▶ _Consignes_
1/ Dans le passage, relevez les trois participes présents qui décrivent ce que les impacts font subir à la BMW blanche, à ses vitres et à ses passagers.
2/ Recopiez tout ce qui va de « Depuis la haute » jusqu'à « une ironie sombre. » dans le passage, en renommant « Mésopotamie » en « région ».
3/ Indiquez si chacune des affirmations suivantes concorde avec le passage, en répondant par oui ou non et en citant les mots qui tranchent. (a) Le documentaire dure une heure. (b) Le groupe djihadiste est chiite. (c) Le film montre les derniers moments de la décapitation.

▶ _Passage_
La malédiction irakienne

Depuis la haute Antiquité, les aléas de la géopolitique ont fait de la Mésopotamie l'un des territoires les plus disputés de la planète. Un malheur chronique dont les écrivains du pays s'inspirent, avec une ironie sombre.

Le choc des épées IV: le titre évoque un film de série Z en costumes d’époque. Mais les horreurs que raconte ce documentaire d’une heure, émanation de la branche communication d’un groupe djihadiste sunnite qui s’est baptisé l’Etat islamique, ne relèvent pas de l’heroic fantasy. Les meurtres n’y sont que trop réels.

Les yeux rivés sur le canon d’une mitrailleuse pointant à l’arrière d’un 4x4, ce sont de vrais impacts que nous voyons arroser le flanc de la BMW blanche qui roule sur la file d’à côté, pulvérisant les vitres, criblant vraisemblablement de balles les passagers, expédiant à coup sûr le véhicule dans le fossé qui borde cette morne section d’autoroute irakienne. Et c’est un véritable commando de tueurs effectuant un raid de nuit au domicile d’un «collaborateur» que nous suivons. Nous sommes témoins quand les djihadistes capturent l’homme, corpulent, la cinquantaine, avant de lui bander les yeux et de l’humilier; puis lorsqu'ils le décapitent, acte qui exige du tueur muni du couteau qu’il saute sur la victime pour la chevaucher. Car le cameraman chaperonne toujours ce couple incongru qui chancelle à travers la chambre. Le film nous épargne les derniers moments sanguinolents en zoomant tout droit sur la tête moustachue dûment coupée, exposée sur le lit.

▶ _Lignes de données_

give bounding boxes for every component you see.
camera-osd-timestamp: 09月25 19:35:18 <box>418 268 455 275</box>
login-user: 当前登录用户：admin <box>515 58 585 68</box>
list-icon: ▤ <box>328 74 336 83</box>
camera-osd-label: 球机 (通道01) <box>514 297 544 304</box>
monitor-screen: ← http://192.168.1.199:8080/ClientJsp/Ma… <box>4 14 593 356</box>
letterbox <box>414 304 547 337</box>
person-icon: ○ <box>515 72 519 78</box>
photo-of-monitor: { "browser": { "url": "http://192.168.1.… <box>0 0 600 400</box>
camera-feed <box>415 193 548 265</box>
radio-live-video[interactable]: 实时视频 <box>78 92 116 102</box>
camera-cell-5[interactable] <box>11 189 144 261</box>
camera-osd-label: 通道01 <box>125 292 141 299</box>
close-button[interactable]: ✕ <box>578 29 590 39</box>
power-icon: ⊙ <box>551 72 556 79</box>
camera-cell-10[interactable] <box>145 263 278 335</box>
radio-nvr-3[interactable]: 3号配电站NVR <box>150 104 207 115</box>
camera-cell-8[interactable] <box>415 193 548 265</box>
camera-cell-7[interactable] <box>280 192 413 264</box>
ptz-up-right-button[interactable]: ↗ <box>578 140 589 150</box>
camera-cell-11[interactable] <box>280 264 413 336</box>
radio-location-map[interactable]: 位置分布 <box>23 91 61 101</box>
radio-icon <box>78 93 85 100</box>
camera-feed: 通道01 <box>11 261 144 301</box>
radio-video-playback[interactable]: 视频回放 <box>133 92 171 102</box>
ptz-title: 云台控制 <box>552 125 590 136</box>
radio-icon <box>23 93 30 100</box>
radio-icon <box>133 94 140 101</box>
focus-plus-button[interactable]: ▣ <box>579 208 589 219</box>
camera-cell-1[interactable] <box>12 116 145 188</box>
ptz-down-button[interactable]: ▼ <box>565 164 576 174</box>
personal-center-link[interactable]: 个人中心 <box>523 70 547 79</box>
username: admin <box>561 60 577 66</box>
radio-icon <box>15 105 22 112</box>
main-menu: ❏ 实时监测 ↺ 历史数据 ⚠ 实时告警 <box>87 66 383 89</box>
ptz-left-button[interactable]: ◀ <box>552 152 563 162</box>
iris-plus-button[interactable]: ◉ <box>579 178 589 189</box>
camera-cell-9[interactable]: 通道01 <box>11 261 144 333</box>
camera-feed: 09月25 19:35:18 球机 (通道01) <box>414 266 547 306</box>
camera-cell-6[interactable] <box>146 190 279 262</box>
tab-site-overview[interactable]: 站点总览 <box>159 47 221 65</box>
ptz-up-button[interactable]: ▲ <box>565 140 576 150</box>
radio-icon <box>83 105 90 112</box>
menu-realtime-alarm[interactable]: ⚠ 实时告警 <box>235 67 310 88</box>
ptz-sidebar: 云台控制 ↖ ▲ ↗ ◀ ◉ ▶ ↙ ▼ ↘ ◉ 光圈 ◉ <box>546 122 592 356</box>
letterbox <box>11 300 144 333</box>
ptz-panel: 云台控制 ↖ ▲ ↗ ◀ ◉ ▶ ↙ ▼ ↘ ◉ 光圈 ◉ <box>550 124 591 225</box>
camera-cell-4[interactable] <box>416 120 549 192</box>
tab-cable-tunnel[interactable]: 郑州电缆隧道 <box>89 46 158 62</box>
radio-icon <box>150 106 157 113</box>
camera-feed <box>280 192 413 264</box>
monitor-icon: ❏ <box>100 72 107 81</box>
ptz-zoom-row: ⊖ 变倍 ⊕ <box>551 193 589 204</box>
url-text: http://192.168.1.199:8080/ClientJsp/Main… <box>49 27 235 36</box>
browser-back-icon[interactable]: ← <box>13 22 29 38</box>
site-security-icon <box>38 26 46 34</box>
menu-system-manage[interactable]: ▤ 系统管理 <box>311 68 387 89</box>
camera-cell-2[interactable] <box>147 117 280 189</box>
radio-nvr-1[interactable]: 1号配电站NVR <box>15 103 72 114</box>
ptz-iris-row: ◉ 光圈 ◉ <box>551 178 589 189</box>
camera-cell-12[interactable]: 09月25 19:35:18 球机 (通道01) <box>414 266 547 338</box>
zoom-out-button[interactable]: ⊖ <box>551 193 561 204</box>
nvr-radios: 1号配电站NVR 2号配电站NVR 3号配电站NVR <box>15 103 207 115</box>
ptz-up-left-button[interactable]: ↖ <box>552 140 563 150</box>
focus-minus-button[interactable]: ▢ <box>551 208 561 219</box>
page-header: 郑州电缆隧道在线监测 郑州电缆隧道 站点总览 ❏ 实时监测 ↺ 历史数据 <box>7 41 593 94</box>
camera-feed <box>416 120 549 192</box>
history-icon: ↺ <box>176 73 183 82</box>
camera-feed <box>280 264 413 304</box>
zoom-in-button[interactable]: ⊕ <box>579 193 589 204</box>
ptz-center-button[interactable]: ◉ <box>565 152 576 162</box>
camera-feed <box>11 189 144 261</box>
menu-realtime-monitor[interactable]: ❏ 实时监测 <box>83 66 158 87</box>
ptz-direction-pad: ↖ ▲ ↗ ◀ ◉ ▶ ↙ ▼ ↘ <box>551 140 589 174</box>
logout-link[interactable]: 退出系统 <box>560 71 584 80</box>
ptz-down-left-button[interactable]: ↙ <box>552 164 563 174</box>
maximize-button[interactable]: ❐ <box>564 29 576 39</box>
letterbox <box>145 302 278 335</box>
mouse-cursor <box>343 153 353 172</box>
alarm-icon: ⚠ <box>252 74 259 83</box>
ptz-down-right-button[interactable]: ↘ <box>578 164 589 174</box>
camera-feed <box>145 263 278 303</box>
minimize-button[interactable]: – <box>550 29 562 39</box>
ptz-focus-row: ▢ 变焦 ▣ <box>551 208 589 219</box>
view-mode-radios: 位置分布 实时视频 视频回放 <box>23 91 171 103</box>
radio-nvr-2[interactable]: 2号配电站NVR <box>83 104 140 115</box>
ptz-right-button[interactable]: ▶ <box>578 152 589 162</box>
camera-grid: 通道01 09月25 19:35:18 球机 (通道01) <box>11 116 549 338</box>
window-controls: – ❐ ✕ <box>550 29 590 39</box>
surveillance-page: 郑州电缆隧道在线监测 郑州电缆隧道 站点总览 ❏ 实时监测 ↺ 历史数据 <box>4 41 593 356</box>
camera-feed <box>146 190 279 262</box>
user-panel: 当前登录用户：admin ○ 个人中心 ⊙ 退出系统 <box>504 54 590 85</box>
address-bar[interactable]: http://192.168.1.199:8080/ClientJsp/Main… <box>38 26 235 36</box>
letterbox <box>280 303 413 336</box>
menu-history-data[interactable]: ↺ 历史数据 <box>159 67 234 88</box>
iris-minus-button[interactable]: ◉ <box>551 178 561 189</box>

▶ _Corrigé_
1/ pulvérisant, criblant, expédiant

2/
Depuis la haute Antiquité, les aléas de la géopolitique ont fait de la région l'un des territoires les plus disputés de la planète. Un malheur chronique dont les écrivains du pays s'inspirent, avec une ironie sombre.

3/
(a) Oui : « ce documentaire d’une heure »
(b) Non : « un groupe djihadiste sunnite »
(c) Non : « Le film nous épargne les derniers moments sanguinolents »